_SHORT PROBLEM_
Set down the full listing exactly as given. Any pictures are to be left out.

Data records

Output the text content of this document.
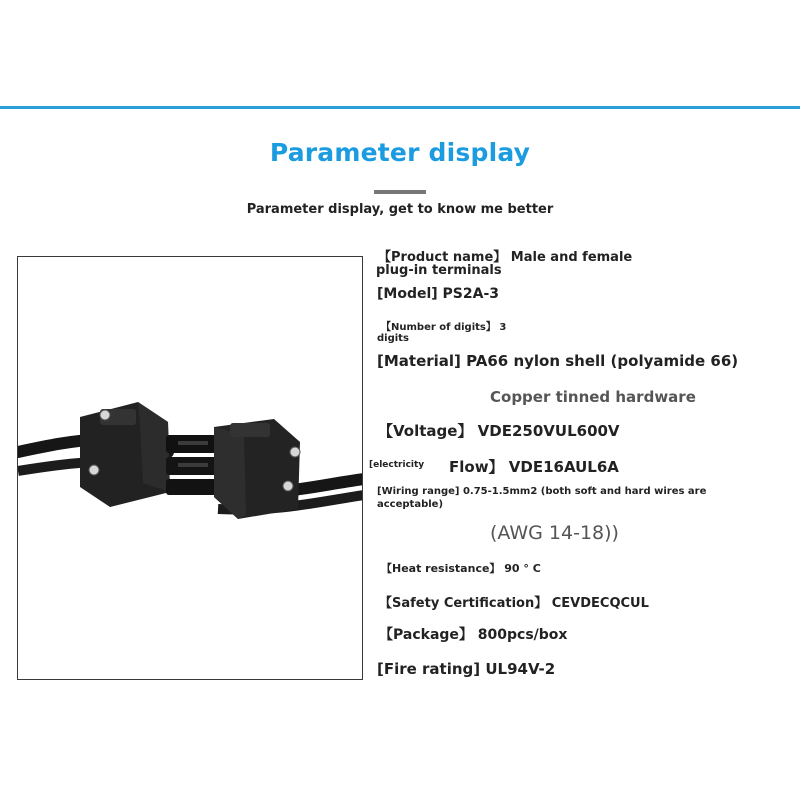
Parameter display
Parameter display, get to know me better
【Product name】 Male and female
plug-in terminals
[Model] PS2A-3
【Number of digits】 3
digits
[Material] PA66 nylon shell (polyamide 66)
Copper tinned hardware
【Voltage】 VDE250VUL600V
[electricity Flow】 VDE16AUL6A
[Wiring range] 0.75-1.5mm2 (both soft and hard wires are
acceptable)
(AWG 14-18))
【Heat resistance】 90 ° C
【Safety Certification】 CEVDECQCUL
【Package】 800pcs/box
[Fire rating] UL94V-2
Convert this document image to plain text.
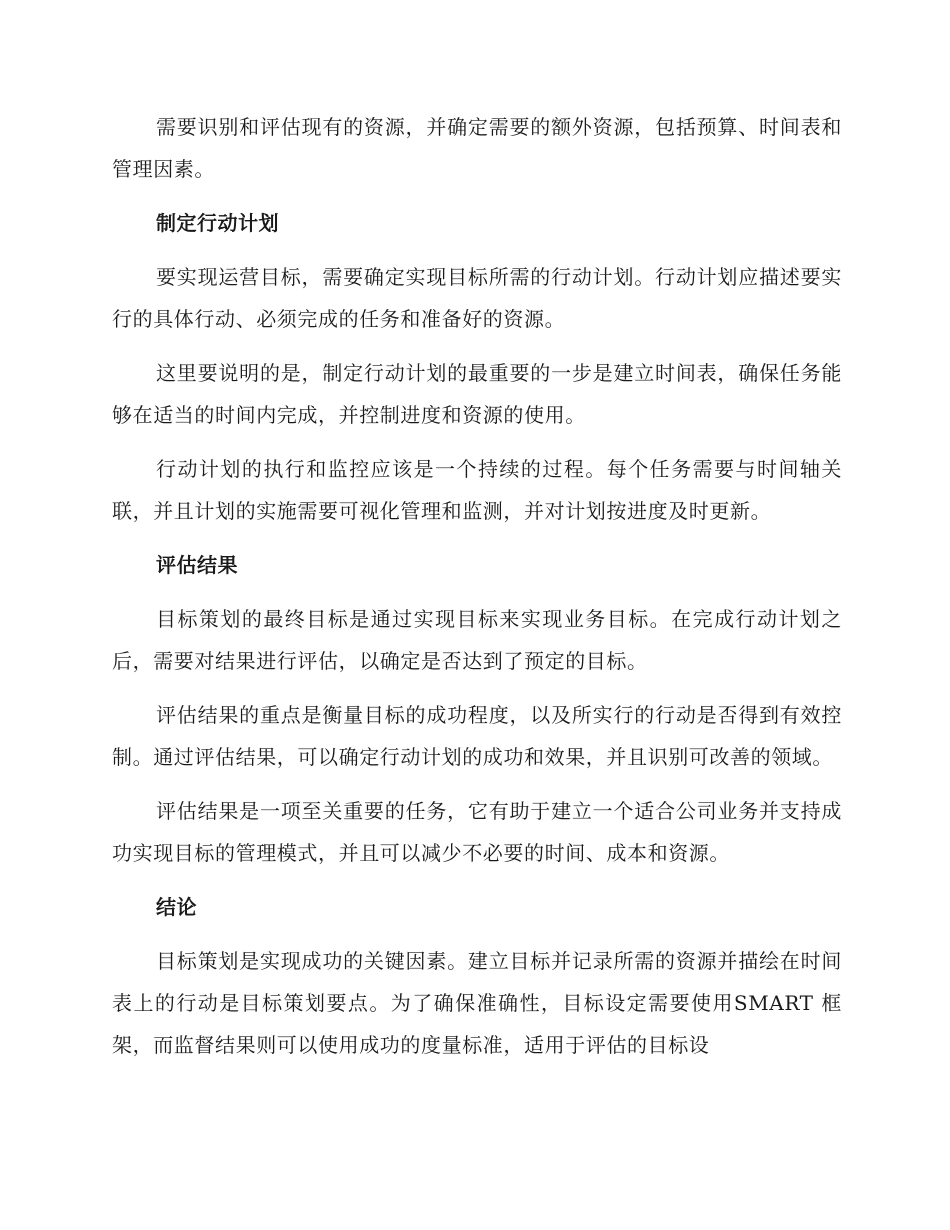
需要识别和评估现有的资源，并确定需要的额外资源，包括预算、时间表和管理因素。

制定行动计划

要实现运营目标，需要确定实现目标所需的行动计划。行动计划应描述要实行的具体行动、必须完成的任务和准备好的资源。

这里要说明的是，制定行动计划的最重要的一步是建立时间表，确保任务能够在适当的时间内完成，并控制进度和资源的使用。

行动计划的执行和监控应该是一个持续的过程。每个任务需要与时间轴关联，并且计划的实施需要可视化管理和监测，并对计划按进度及时更新。

评估结果

目标策划的最终目标是通过实现目标来实现业务目标。在完成行动计划之后，需要对结果进行评估，以确定是否达到了预定的目标。

评估结果的重点是衡量目标的成功程度，以及所实行的行动是否得到有效控制。通过评估结果，可以确定行动计划的成功和效果，并且识别可改善的领域。

评估结果是一项至关重要的任务，它有助于建立一个适合公司业务并支持成功实现目标的管理模式，并且可以减少不必要的时间、成本和资源。

结论

目标策划是实现成功的关键因素。建立目标并记录所需的资源并描绘在时间表上的行动是目标策划要点。为了确保准确性，目标设定需要使用SMART 框架，而监督结果则可以使用成功的度量标准，适用于评估的目标设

_SOLUTION TO THE EXERCISE_
Output the text content of this document.
Parameter display
Parameter display, get to know me better
【Product name】 Male and female
plug-in terminals
[Model] PS2A-3
【Number of digits】 3
digits
[Material] PA66 nylon shell (polyamide 66)
Copper tinned hardware
【Voltage】 VDE250VUL600V
[electricity Flow】 VDE16AUL6A
[Wiring range] 0.75-1.5mm2 (both soft and hard wires are
acceptable)
(AWG 14-18))
【Heat resistance】 90 ° C
【Safety Certification】 CEVDECQCUL
【Package】 800pcs/box
[Fire rating] UL94V-2
Convert this document image to plain text.
需要识别和评估现有的资源，并确定需要的额外资源，包括预算、时间表和管理因素。

制定行动计划

要实现运营目标，需要确定实现目标所需的行动计划。行动计划应描述要实行的具体行动、必须完成的任务和准备好的资源。

这里要说明的是，制定行动计划的最重要的一步是建立时间表，确保任务能够在适当的时间内完成，并控制进度和资源的使用。

行动计划的执行和监控应该是一个持续的过程。每个任务需要与时间轴关联，并且计划的实施需要可视化管理和监测，并对计划按进度及时更新。

评估结果

目标策划的最终目标是通过实现目标来实现业务目标。在完成行动计划之后，需要对结果进行评估，以确定是否达到了预定的目标。

评估结果的重点是衡量目标的成功程度，以及所实行的行动是否得到有效控制。通过评估结果，可以确定行动计划的成功和效果，并且识别可改善的领域。

评估结果是一项至关重要的任务，它有助于建立一个适合公司业务并支持成功实现目标的管理模式，并且可以减少不必要的时间、成本和资源。

结论

目标策划是实现成功的关键因素。建立目标并记录所需的资源并描绘在时间表上的行动是目标策划要点。为了确保准确性，目标设定需要使用SMART 框架，而监督结果则可以使用成功的度量标准，适用于评估的目标设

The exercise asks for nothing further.